• **INSTRUCTIONS TO FOLLOW**: Retype, exactly and with nothing added, the lines from the one showing "Decode this image" through the final line of the material. Omit pictures.

Data records:

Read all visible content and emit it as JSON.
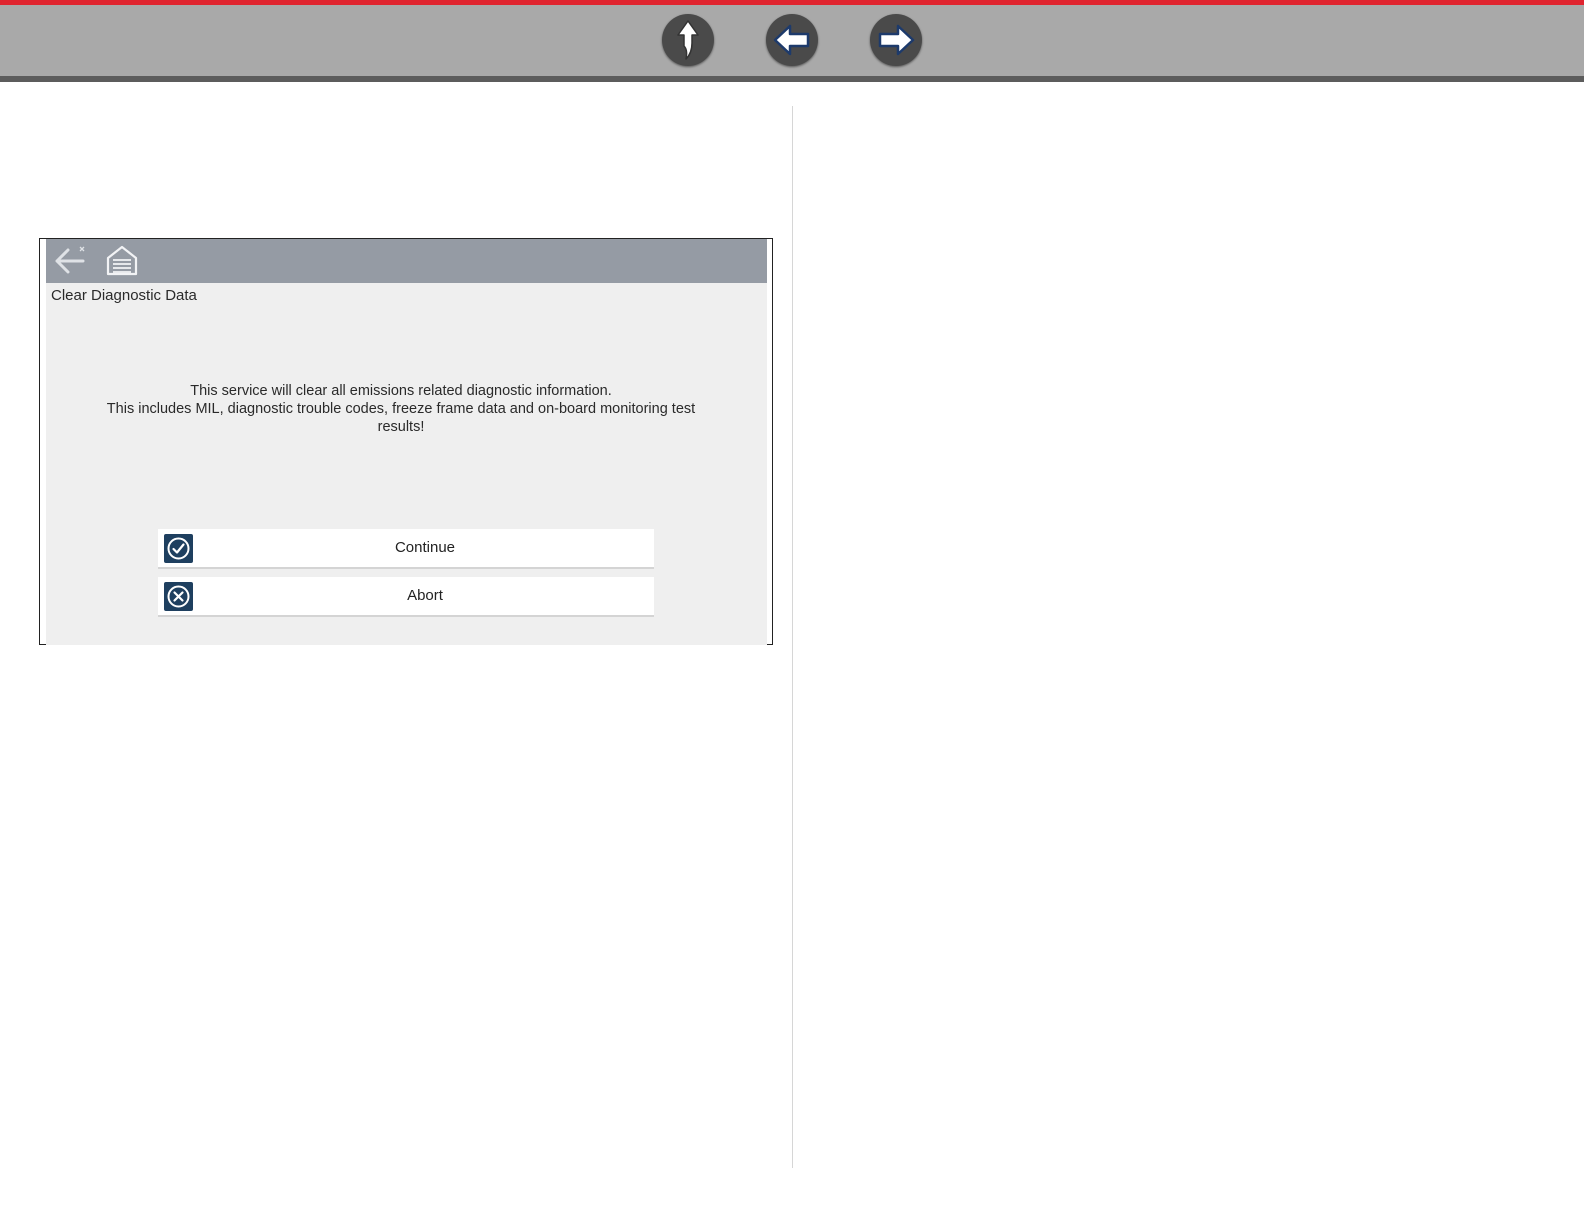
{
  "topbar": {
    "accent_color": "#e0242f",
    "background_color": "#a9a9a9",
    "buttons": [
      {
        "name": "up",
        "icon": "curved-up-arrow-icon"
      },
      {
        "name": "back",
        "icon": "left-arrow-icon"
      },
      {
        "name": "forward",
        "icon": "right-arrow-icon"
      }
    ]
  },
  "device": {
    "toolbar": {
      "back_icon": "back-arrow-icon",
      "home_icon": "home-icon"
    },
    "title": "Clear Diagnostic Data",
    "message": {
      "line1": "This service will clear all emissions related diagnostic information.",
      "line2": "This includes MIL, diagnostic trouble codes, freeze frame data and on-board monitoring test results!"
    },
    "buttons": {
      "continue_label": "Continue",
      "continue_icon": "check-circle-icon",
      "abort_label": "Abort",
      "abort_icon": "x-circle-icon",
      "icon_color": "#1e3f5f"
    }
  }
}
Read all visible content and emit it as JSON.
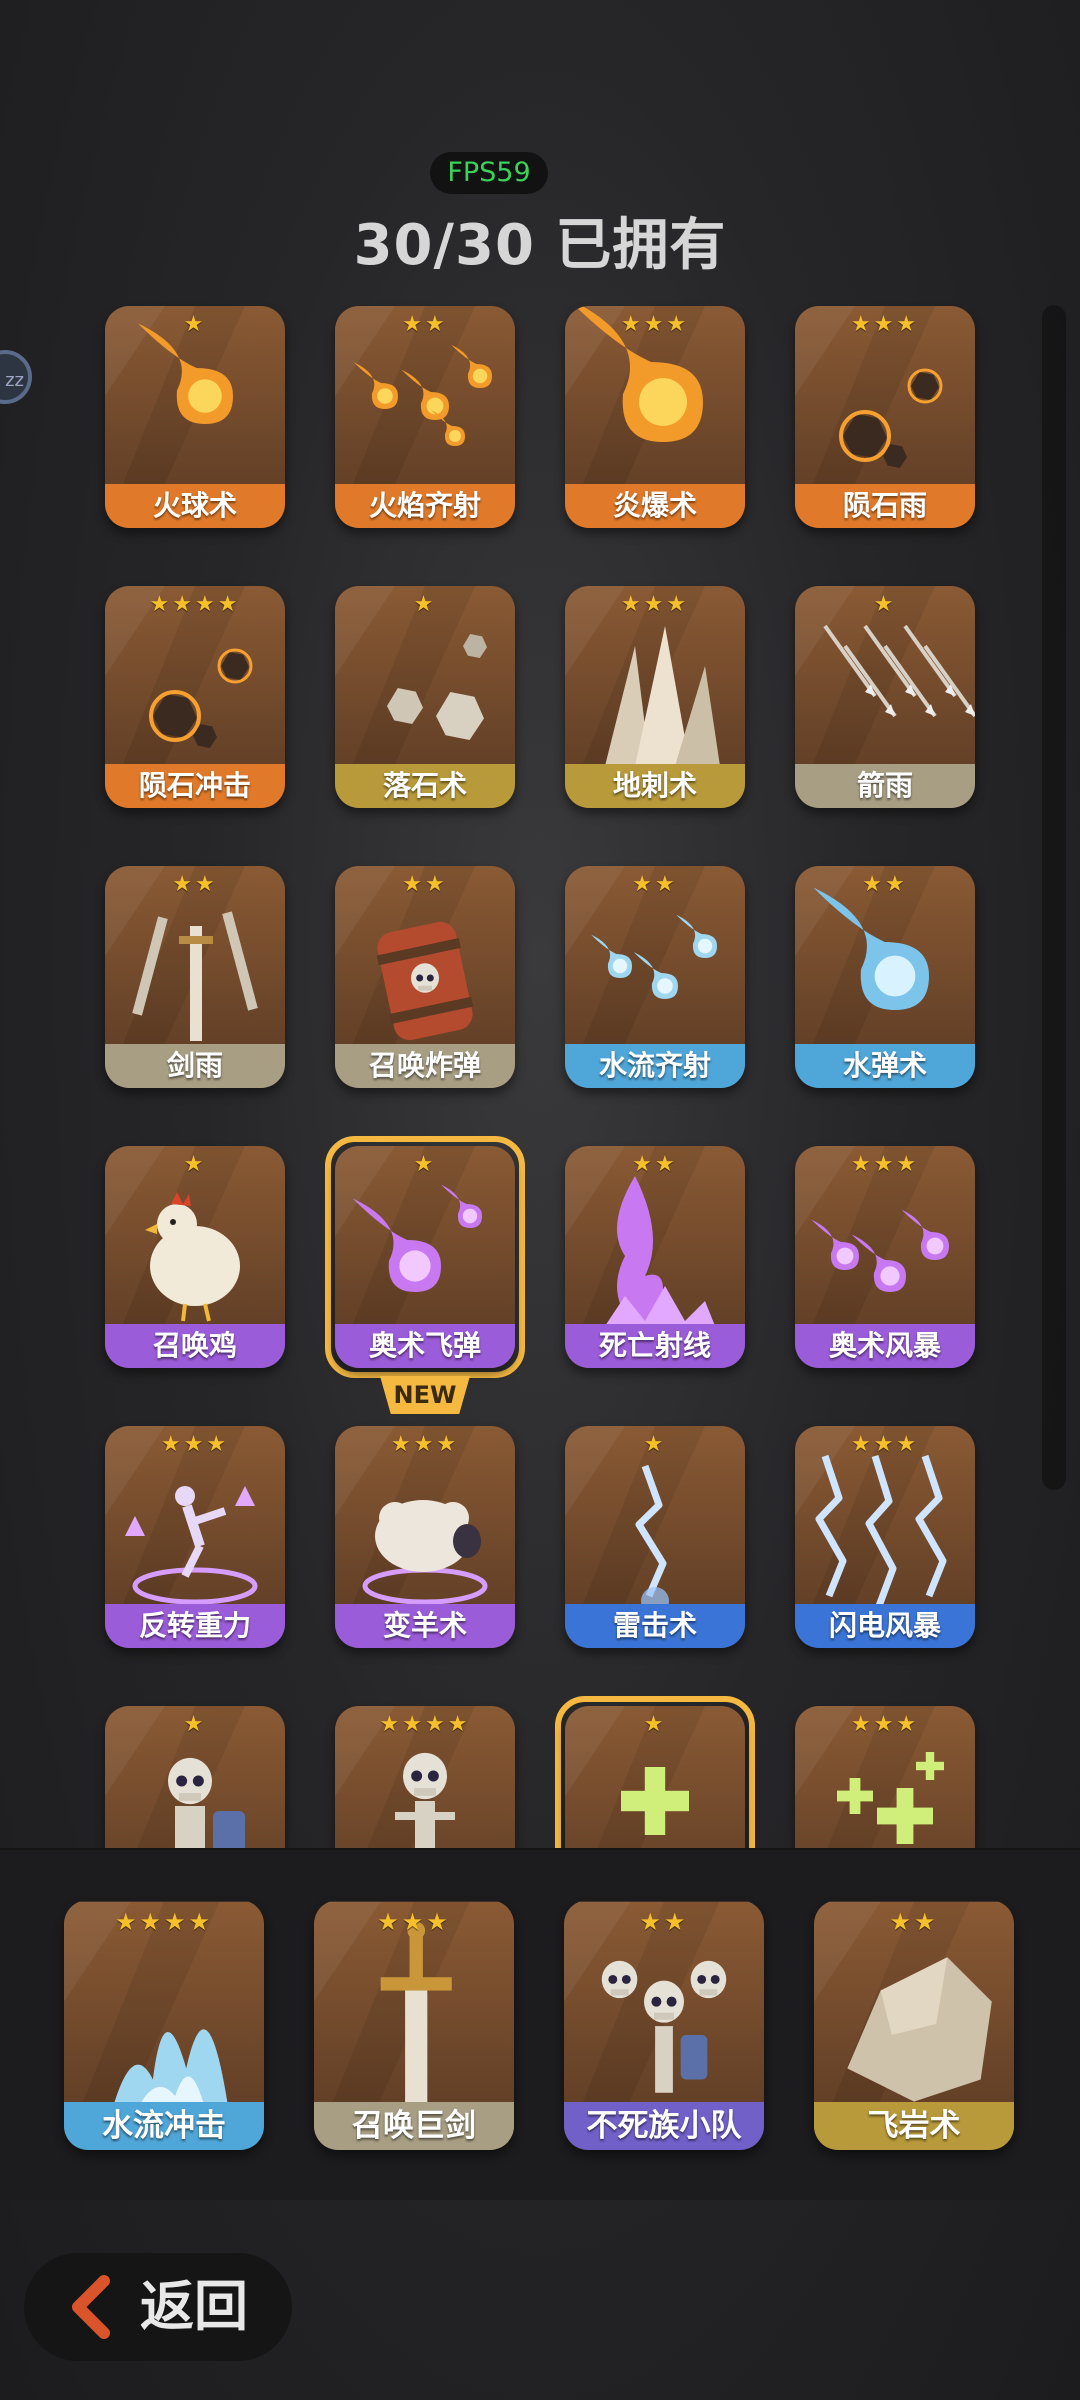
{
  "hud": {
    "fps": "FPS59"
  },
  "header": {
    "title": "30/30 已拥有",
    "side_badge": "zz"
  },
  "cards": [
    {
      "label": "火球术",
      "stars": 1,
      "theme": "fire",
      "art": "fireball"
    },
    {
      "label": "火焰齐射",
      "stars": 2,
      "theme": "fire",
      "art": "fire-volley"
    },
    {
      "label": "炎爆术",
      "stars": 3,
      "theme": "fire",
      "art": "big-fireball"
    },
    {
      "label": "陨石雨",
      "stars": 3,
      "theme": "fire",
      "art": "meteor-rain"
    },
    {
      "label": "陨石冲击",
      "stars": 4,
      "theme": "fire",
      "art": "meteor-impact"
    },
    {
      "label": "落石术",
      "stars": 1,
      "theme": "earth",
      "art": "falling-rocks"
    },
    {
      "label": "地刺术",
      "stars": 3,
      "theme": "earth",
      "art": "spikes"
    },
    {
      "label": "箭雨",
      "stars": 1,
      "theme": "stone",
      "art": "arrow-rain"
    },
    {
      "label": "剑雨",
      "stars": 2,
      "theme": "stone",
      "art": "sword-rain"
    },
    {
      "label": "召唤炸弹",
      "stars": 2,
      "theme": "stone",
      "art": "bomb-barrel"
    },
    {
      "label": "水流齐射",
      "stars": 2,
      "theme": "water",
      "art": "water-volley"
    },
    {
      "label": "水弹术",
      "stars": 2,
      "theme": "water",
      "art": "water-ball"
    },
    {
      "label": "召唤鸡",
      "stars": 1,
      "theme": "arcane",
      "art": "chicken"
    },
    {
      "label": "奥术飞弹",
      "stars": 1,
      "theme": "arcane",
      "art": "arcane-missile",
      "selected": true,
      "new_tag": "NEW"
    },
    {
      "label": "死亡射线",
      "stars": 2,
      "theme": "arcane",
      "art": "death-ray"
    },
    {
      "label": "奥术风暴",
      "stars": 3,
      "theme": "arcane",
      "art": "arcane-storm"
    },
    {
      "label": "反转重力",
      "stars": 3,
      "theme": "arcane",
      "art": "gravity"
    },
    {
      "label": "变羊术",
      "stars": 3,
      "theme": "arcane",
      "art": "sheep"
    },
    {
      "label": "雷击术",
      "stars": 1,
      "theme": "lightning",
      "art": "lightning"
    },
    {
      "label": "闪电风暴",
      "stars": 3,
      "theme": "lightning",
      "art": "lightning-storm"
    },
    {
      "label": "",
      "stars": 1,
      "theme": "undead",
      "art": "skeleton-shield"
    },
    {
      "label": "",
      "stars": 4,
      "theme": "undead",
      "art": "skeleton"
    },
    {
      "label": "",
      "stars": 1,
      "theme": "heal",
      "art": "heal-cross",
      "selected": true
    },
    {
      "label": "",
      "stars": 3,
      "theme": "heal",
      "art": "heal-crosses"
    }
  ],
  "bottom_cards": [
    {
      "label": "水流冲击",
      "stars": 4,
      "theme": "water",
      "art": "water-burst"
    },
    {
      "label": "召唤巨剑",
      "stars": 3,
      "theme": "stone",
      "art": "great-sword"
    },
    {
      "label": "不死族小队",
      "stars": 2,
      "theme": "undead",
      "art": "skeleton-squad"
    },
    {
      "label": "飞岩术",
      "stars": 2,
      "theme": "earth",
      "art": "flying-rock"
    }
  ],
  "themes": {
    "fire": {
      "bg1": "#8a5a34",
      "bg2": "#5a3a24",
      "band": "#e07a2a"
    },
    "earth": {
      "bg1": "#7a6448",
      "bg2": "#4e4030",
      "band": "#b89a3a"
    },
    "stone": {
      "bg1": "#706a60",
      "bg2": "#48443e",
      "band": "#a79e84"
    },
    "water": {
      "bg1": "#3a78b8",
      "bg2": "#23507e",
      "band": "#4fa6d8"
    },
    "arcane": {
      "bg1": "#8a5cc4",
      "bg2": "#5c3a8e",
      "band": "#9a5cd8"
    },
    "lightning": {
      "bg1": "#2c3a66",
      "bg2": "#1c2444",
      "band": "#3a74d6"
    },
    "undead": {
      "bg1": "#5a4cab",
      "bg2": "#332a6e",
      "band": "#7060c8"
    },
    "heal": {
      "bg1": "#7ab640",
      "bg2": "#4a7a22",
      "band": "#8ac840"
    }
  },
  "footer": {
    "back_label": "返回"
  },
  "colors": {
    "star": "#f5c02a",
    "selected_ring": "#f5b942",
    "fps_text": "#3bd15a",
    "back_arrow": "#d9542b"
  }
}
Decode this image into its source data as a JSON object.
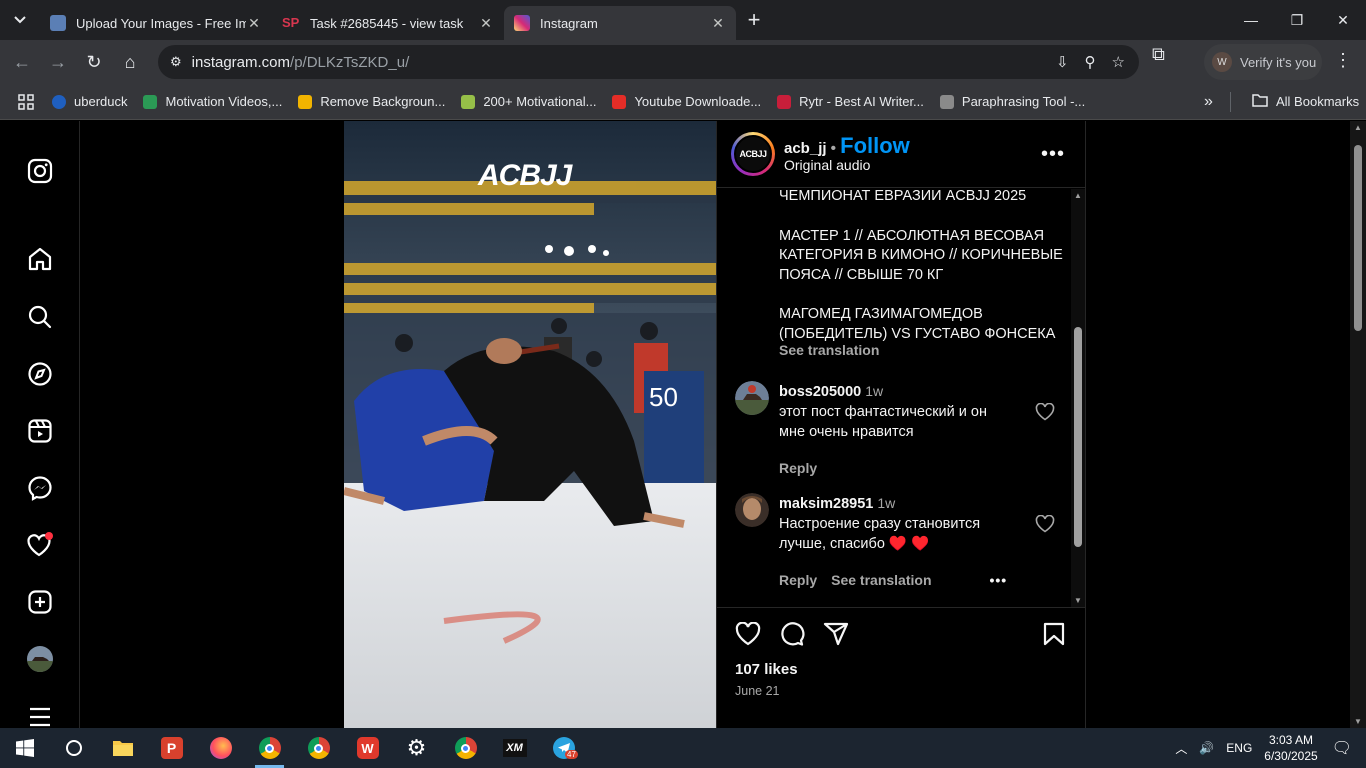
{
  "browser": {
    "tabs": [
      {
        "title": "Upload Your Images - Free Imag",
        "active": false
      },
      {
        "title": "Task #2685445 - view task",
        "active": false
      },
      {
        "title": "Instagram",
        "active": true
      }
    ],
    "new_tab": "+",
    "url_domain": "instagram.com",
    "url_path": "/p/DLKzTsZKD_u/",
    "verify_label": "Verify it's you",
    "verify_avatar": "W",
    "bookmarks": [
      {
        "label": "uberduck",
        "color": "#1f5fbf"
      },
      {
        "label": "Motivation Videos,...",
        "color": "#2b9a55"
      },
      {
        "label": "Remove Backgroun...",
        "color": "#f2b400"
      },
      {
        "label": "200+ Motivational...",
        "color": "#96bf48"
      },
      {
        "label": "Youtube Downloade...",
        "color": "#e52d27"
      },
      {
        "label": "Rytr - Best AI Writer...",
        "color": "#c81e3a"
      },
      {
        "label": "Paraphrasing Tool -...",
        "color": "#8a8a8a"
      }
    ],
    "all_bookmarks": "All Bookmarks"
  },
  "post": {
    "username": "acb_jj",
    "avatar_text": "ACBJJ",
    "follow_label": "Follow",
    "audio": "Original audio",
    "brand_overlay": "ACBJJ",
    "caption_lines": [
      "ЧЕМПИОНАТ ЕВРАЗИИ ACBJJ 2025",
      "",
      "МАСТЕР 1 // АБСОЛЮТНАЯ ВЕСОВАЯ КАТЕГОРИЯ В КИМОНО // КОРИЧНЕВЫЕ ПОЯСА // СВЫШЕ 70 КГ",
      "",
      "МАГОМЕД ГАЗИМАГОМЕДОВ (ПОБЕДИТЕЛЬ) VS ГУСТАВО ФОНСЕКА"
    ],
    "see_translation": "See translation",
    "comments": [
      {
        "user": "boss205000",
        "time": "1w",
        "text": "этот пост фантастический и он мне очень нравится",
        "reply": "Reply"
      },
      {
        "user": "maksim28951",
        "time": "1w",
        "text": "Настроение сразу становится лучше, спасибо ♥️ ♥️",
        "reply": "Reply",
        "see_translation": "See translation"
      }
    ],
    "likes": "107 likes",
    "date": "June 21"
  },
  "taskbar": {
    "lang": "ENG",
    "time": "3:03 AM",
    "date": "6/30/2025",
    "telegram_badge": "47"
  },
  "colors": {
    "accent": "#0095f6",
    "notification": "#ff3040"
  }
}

• **EXPECTED OUTPUT**:
Decode this image into its source data as a JSON object.
{
  "browser": {
    "tabs": [
      {
        "title": "Upload Your Images - Free Imag",
        "active": false
      },
      {
        "title": "Task #2685445 - view task",
        "active": false
      },
      {
        "title": "Instagram",
        "active": true
      }
    ],
    "new_tab": "+",
    "url_domain": "instagram.com",
    "url_path": "/p/DLKzTsZKD_u/",
    "verify_label": "Verify it's you",
    "verify_avatar": "W",
    "bookmarks": [
      {
        "label": "uberduck",
        "color": "#1f5fbf"
      },
      {
        "label": "Motivation Videos,...",
        "color": "#2b9a55"
      },
      {
        "label": "Remove Backgroun...",
        "color": "#f2b400"
      },
      {
        "label": "200+ Motivational...",
        "color": "#96bf48"
      },
      {
        "label": "Youtube Downloade...",
        "color": "#e52d27"
      },
      {
        "label": "Rytr - Best AI Writer...",
        "color": "#c81e3a"
      },
      {
        "label": "Paraphrasing Tool -...",
        "color": "#8a8a8a"
      }
    ],
    "all_bookmarks": "All Bookmarks"
  },
  "post": {
    "username": "acb_jj",
    "avatar_text": "ACBJJ",
    "follow_label": "Follow",
    "audio": "Original audio",
    "brand_overlay": "ACBJJ",
    "caption_lines": [
      "ЧЕМПИОНАТ ЕВРАЗИИ ACBJJ 2025",
      "",
      "МАСТЕР 1 // АБСОЛЮТНАЯ ВЕСОВАЯ КАТЕГОРИЯ В КИМОНО // КОРИЧНЕВЫЕ ПОЯСА // СВЫШЕ 70 КГ",
      "",
      "МАГОМЕД ГАЗИМАГОМЕДОВ (ПОБЕДИТЕЛЬ) VS ГУСТАВО ФОНСЕКА"
    ],
    "see_translation": "See translation",
    "comments": [
      {
        "user": "boss205000",
        "time": "1w",
        "text": "этот пост фантастический и он мне очень нравится",
        "reply": "Reply"
      },
      {
        "user": "maksim28951",
        "time": "1w",
        "text": "Настроение сразу становится лучше, спасибо ♥️ ♥️",
        "reply": "Reply",
        "see_translation": "See translation"
      }
    ],
    "likes": "107 likes",
    "date": "June 21"
  },
  "taskbar": {
    "lang": "ENG",
    "time": "3:03 AM",
    "date": "6/30/2025",
    "telegram_badge": "47"
  },
  "colors": {
    "accent": "#0095f6",
    "notification": "#ff3040"
  }
}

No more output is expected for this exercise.